***** GIVEN DATA *****

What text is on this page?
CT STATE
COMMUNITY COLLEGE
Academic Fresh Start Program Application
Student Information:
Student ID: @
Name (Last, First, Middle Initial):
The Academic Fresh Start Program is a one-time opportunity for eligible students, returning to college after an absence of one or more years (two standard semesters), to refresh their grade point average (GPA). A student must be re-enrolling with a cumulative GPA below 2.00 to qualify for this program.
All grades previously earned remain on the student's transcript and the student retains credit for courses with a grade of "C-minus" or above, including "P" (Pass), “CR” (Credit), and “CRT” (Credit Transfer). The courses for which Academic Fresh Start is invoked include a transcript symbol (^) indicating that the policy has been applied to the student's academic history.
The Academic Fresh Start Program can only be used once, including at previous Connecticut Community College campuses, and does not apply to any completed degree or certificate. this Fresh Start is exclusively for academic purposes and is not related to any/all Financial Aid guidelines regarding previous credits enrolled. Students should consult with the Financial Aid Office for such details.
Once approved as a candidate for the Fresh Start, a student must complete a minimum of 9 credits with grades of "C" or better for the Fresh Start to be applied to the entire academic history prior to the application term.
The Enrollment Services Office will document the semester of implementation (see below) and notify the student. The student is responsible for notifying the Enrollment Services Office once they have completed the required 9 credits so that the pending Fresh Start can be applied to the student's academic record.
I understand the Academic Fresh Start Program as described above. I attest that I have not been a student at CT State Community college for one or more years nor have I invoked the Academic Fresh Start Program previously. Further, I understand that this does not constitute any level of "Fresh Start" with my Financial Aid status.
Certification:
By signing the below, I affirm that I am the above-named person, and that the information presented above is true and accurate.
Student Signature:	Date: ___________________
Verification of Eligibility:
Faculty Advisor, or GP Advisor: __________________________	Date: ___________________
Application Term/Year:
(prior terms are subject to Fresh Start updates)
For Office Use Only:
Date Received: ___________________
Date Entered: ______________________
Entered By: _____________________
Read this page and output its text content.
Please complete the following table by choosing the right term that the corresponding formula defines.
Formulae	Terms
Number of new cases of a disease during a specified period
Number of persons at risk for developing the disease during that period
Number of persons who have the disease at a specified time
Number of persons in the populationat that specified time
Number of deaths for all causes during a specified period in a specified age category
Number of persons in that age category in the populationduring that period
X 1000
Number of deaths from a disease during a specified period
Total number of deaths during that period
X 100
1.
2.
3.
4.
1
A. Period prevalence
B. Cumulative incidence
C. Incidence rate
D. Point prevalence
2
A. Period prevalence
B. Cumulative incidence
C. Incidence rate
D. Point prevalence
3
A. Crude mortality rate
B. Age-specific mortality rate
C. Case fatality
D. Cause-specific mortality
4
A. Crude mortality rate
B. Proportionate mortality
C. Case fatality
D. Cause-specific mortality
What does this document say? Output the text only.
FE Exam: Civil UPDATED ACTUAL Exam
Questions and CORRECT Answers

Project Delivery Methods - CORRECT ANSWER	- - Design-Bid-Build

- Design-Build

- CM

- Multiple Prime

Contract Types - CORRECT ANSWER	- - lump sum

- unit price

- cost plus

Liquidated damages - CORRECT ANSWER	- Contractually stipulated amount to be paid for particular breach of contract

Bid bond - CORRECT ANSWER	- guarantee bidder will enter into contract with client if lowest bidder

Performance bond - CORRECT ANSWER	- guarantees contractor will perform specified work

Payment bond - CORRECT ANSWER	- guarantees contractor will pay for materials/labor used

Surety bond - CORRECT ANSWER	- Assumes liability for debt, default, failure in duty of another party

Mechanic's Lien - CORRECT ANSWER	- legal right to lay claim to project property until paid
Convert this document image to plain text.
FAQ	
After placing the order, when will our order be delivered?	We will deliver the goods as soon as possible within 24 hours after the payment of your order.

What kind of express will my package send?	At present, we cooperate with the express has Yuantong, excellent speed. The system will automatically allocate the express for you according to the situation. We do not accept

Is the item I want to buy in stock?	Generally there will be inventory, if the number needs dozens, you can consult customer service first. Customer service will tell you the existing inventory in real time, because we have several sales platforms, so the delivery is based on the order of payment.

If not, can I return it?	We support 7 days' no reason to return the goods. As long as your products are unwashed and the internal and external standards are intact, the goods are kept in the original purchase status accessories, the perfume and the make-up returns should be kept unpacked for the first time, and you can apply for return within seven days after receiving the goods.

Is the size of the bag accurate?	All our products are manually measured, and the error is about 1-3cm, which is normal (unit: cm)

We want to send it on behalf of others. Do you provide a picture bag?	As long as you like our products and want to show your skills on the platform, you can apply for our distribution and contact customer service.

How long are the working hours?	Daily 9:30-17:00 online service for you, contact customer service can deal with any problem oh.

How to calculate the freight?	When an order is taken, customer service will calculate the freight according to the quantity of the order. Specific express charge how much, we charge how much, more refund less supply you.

*****

## [REQUIRED WORK]
Reproduce each entry exactly, leaving out nothing.

## [CORRECT OUTPUT]
What text is on this page?
CT STATE
COMMUNITY COLLEGE
Academic Fresh Start Program Application
Student Information:
Student ID: @
Name (Last, First, Middle Initial):
The Academic Fresh Start Program is a one-time opportunity for eligible students, returning to college after an absence of one or more years (two standard semesters), to refresh their grade point average (GPA). A student must be re-enrolling with a cumulative GPA below 2.00 to qualify for this program.
All grades previously earned remain on the student's transcript and the student retains credit for courses with a grade of "C-minus" or above, including "P" (Pass), “CR” (Credit), and “CRT” (Credit Transfer). The courses for which Academic Fresh Start is invoked include a transcript symbol (^) indicating that the policy has been applied to the student's academic history.
The Academic Fresh Start Program can only be used once, including at previous Connecticut Community College campuses, and does not apply to any completed degree or certificate. this Fresh Start is exclusively for academic purposes and is not related to any/all Financial Aid guidelines regarding previous credits enrolled. Students should consult with the Financial Aid Office for such details.
Once approved as a candidate for the Fresh Start, a student must complete a minimum of 9 credits with grades of "C" or better for the Fresh Start to be applied to the entire academic history prior to the application term.
The Enrollment Services Office will document the semester of implementation (see below) and notify the student. The student is responsible for notifying the Enrollment Services Office once they have completed the required 9 credits so that the pending Fresh Start can be applied to the student's academic record.
I understand the Academic Fresh Start Program as described above. I attest that I have not been a student at CT State Community college for one or more years nor have I invoked the Academic Fresh Start Program previously. Further, I understand that this does not constitute any level of "Fresh Start" with my Financial Aid status.
Certification:
By signing the below, I affirm that I am the above-named person, and that the information presented above is true and accurate.
Student Signature:	Date: ___________________
Verification of Eligibility:
Faculty Advisor, or GP Advisor: __________________________	Date: ___________________
Application Term/Year:
(prior terms are subject to Fresh Start updates)
For Office Use Only:
Date Received: ___________________
Date Entered: ______________________
Entered By: _____________________
Read this page and output its text content.
Please complete the following table by choosing the right term that the corresponding formula defines.
Formulae	Terms
Number of new cases of a disease during a specified period
Number of persons at risk for developing the disease during that period
Number of persons who have the disease at a specified time
Number of persons in the populationat that specified time
Number of deaths for all causes during a specified period in a specified age category
Number of persons in that age category in the populationduring that period
X 1000
Number of deaths from a disease during a specified period
Total number of deaths during that period
X 100
1.
2.
3.
4.
1
A. Period prevalence
B. Cumulative incidence
C. Incidence rate
D. Point prevalence
2
A. Period prevalence
B. Cumulative incidence
C. Incidence rate
D. Point prevalence
3
A. Crude mortality rate
B. Age-specific mortality rate
C. Case fatality
D. Cause-specific mortality
4
A. Crude mortality rate
B. Proportionate mortality
C. Case fatality
D. Cause-specific mortality
What does this document say? Output the text only.
FE Exam: Civil UPDATED ACTUAL Exam
Questions and CORRECT Answers

Project Delivery Methods - CORRECT ANSWER	- - Design-Bid-Build

- Design-Build

- CM

- Multiple Prime

Contract Types - CORRECT ANSWER	- - lump sum

- unit price

- cost plus

Liquidated damages - CORRECT ANSWER	- Contractually stipulated amount to be paid for particular breach of contract

Bid bond - CORRECT ANSWER	- guarantee bidder will enter into contract with client if lowest bidder

Performance bond - CORRECT ANSWER	- guarantees contractor will perform specified work

Payment bond - CORRECT ANSWER	- guarantees contractor will pay for materials/labor used

Surety bond - CORRECT ANSWER	- Assumes liability for debt, default, failure in duty of another party

Mechanic's Lien - CORRECT ANSWER	- legal right to lay claim to project property until paid
Convert this document image to plain text.
FAQ	
After placing the order, when will our order be delivered?	We will deliver the goods as soon as possible within 24 hours after the payment of your order.

What kind of express will my package send?	At present, we cooperate with the express has Yuantong, excellent speed. The system will automatically allocate the express for you according to the situation. We do not accept

Is the item I want to buy in stock?	Generally there will be inventory, if the number needs dozens, you can consult customer service first. Customer service will tell you the existing inventory in real time, because we have several sales platforms, so the delivery is based on the order of payment.

If not, can I return it?	We support 7 days' no reason to return the goods. As long as your products are unwashed and the internal and external standards are intact, the goods are kept in the original purchase status accessories, the perfume and the make-up returns should be kept unpacked for the first time, and you can apply for return within seven days after receiving the goods.

Is the size of the bag accurate?	All our products are manually measured, and the error is about 1-3cm, which is normal (unit: cm)

We want to send it on behalf of others. Do you provide a picture bag?	As long as you like our products and want to show your skills on the platform, you can apply for our distribution and contact customer service.

How long are the working hours?	Daily 9:30-17:00 online service for you, contact customer service can deal with any problem oh.

How to calculate the freight?	When an order is taken, customer service will calculate the freight according to the quantity of the order. Specific express charge how much, we charge how much, more refund less supply you.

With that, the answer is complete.